*What the task asks:* Write out every entry exactly as it appears.

*Dataset extract:*
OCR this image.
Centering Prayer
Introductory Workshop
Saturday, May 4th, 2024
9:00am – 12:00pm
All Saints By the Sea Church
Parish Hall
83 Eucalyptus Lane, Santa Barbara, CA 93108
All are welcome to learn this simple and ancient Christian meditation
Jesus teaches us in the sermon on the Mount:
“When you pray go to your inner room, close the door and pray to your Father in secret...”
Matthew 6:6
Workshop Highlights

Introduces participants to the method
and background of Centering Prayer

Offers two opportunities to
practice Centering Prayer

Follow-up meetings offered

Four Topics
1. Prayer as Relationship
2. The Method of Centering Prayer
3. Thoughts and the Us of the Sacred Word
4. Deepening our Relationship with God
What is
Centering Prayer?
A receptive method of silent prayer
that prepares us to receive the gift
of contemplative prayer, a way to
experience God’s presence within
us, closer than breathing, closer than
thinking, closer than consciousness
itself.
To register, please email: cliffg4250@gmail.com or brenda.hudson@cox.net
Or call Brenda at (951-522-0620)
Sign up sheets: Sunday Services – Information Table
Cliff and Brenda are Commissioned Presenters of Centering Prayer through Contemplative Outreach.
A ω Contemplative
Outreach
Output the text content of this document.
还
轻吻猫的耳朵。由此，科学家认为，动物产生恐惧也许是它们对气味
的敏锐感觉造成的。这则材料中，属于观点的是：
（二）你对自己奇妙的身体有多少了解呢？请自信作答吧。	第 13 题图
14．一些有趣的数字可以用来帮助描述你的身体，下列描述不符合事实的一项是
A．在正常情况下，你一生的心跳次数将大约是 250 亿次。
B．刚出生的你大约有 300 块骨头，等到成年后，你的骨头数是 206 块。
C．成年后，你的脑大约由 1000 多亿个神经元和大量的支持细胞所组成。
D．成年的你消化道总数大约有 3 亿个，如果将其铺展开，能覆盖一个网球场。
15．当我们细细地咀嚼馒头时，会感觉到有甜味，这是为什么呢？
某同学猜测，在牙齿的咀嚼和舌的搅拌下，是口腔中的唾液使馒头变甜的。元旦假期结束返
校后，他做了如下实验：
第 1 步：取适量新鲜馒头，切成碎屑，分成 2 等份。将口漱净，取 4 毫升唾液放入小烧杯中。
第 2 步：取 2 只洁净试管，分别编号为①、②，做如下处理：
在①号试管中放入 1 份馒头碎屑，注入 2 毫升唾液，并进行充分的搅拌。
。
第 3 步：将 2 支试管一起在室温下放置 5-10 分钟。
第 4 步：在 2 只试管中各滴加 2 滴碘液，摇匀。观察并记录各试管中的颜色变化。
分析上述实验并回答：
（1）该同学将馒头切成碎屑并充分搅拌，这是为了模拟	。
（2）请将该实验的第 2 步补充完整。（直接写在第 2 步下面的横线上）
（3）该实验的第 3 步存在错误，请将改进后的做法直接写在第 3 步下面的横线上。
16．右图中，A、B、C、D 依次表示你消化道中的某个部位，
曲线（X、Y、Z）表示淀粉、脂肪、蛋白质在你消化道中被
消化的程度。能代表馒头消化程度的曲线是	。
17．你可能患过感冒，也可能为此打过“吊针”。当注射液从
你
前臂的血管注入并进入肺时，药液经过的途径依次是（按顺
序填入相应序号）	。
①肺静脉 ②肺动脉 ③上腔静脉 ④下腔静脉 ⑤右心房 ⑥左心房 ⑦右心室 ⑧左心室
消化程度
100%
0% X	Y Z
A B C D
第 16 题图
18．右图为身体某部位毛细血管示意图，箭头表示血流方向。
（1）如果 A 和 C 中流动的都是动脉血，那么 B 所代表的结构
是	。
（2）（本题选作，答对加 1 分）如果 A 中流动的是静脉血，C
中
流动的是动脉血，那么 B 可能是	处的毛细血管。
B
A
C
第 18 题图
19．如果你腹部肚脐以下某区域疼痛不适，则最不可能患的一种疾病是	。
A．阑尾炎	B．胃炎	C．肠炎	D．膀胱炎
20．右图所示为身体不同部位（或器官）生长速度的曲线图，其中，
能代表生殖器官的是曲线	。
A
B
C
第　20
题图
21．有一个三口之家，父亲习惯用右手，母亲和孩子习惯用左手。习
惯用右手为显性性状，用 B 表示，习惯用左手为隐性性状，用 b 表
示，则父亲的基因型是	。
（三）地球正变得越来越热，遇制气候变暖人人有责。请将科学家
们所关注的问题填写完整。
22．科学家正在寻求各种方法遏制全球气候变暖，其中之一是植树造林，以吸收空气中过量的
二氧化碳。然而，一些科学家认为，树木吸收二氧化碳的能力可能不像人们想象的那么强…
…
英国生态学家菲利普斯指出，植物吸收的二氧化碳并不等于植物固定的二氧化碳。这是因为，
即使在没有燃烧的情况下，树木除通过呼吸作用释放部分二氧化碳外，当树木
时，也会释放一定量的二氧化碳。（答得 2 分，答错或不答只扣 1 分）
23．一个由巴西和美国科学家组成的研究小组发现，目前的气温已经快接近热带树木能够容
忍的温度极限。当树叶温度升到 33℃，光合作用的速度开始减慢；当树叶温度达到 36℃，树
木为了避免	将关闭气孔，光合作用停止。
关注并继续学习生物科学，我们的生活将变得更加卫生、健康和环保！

*Solution to this problem:*
OCR this image.
Centering Prayer
Introductory Workshop
Saturday, May 4th, 2024
9:00am – 12:00pm
All Saints By the Sea Church
Parish Hall
83 Eucalyptus Lane, Santa Barbara, CA 93108
All are welcome to learn this simple and ancient Christian meditation
Jesus teaches us in the sermon on the Mount:
“When you pray go to your inner room, close the door and pray to your Father in secret...”
Matthew 6:6
Workshop Highlights

Introduces participants to the method
and background of Centering Prayer

Offers two opportunities to
practice Centering Prayer

Follow-up meetings offered

Four Topics
1. Prayer as Relationship
2. The Method of Centering Prayer
3. Thoughts and the Us of the Sacred Word
4. Deepening our Relationship with God
What is
Centering Prayer?
A receptive method of silent prayer
that prepares us to receive the gift
of contemplative prayer, a way to
experience God’s presence within
us, closer than breathing, closer than
thinking, closer than consciousness
itself.
To register, please email: cliffg4250@gmail.com or brenda.hudson@cox.net
Or call Brenda at (951-522-0620)
Sign up sheets: Sunday Services – Information Table
Cliff and Brenda are Commissioned Presenters of Centering Prayer through Contemplative Outreach.
A ω Contemplative
Outreach
Output the text content of this document.
还
轻吻猫的耳朵。由此，科学家认为，动物产生恐惧也许是它们对气味
的敏锐感觉造成的。这则材料中，属于观点的是：
（二）你对自己奇妙的身体有多少了解呢？请自信作答吧。	第 13 题图
14．一些有趣的数字可以用来帮助描述你的身体，下列描述不符合事实的一项是
A．在正常情况下，你一生的心跳次数将大约是 250 亿次。
B．刚出生的你大约有 300 块骨头，等到成年后，你的骨头数是 206 块。
C．成年后，你的脑大约由 1000 多亿个神经元和大量的支持细胞所组成。
D．成年的你消化道总数大约有 3 亿个，如果将其铺展开，能覆盖一个网球场。
15．当我们细细地咀嚼馒头时，会感觉到有甜味，这是为什么呢？
某同学猜测，在牙齿的咀嚼和舌的搅拌下，是口腔中的唾液使馒头变甜的。元旦假期结束返
校后，他做了如下实验：
第 1 步：取适量新鲜馒头，切成碎屑，分成 2 等份。将口漱净，取 4 毫升唾液放入小烧杯中。
第 2 步：取 2 只洁净试管，分别编号为①、②，做如下处理：
在①号试管中放入 1 份馒头碎屑，注入 2 毫升唾液，并进行充分的搅拌。
。
第 3 步：将 2 支试管一起在室温下放置 5-10 分钟。
第 4 步：在 2 只试管中各滴加 2 滴碘液，摇匀。观察并记录各试管中的颜色变化。
分析上述实验并回答：
（1）该同学将馒头切成碎屑并充分搅拌，这是为了模拟	。
（2）请将该实验的第 2 步补充完整。（直接写在第 2 步下面的横线上）
（3）该实验的第 3 步存在错误，请将改进后的做法直接写在第 3 步下面的横线上。
16．右图中，A、B、C、D 依次表示你消化道中的某个部位，
曲线（X、Y、Z）表示淀粉、脂肪、蛋白质在你消化道中被
消化的程度。能代表馒头消化程度的曲线是	。
17．你可能患过感冒，也可能为此打过“吊针”。当注射液从
你
前臂的血管注入并进入肺时，药液经过的途径依次是（按顺
序填入相应序号）	。
①肺静脉 ②肺动脉 ③上腔静脉 ④下腔静脉 ⑤右心房 ⑥左心房 ⑦右心室 ⑧左心室
消化程度
100%
0% X	Y Z
A B C D
第 16 题图
18．右图为身体某部位毛细血管示意图，箭头表示血流方向。
（1）如果 A 和 C 中流动的都是动脉血，那么 B 所代表的结构
是	。
（2）（本题选作，答对加 1 分）如果 A 中流动的是静脉血，C
中
流动的是动脉血，那么 B 可能是	处的毛细血管。
B
A
C
第 18 题图
19．如果你腹部肚脐以下某区域疼痛不适，则最不可能患的一种疾病是	。
A．阑尾炎	B．胃炎	C．肠炎	D．膀胱炎
20．右图所示为身体不同部位（或器官）生长速度的曲线图，其中，
能代表生殖器官的是曲线	。
A
B
C
第　20
题图
21．有一个三口之家，父亲习惯用右手，母亲和孩子习惯用左手。习
惯用右手为显性性状，用 B 表示，习惯用左手为隐性性状，用 b 表
示，则父亲的基因型是	。
（三）地球正变得越来越热，遇制气候变暖人人有责。请将科学家
们所关注的问题填写完整。
22．科学家正在寻求各种方法遏制全球气候变暖，其中之一是植树造林，以吸收空气中过量的
二氧化碳。然而，一些科学家认为，树木吸收二氧化碳的能力可能不像人们想象的那么强…
…
英国生态学家菲利普斯指出，植物吸收的二氧化碳并不等于植物固定的二氧化碳。这是因为，
即使在没有燃烧的情况下，树木除通过呼吸作用释放部分二氧化碳外，当树木
时，也会释放一定量的二氧化碳。（答得 2 分，答错或不答只扣 1 分）
23．一个由巴西和美国科学家组成的研究小组发现，目前的气温已经快接近热带树木能够容
忍的温度极限。当树叶温度升到 33℃，光合作用的速度开始减慢；当树叶温度达到 36℃，树
木为了避免	将关闭气孔，光合作用停止。
关注并继续学习生物科学，我们的生活将变得更加卫生、健康和环保！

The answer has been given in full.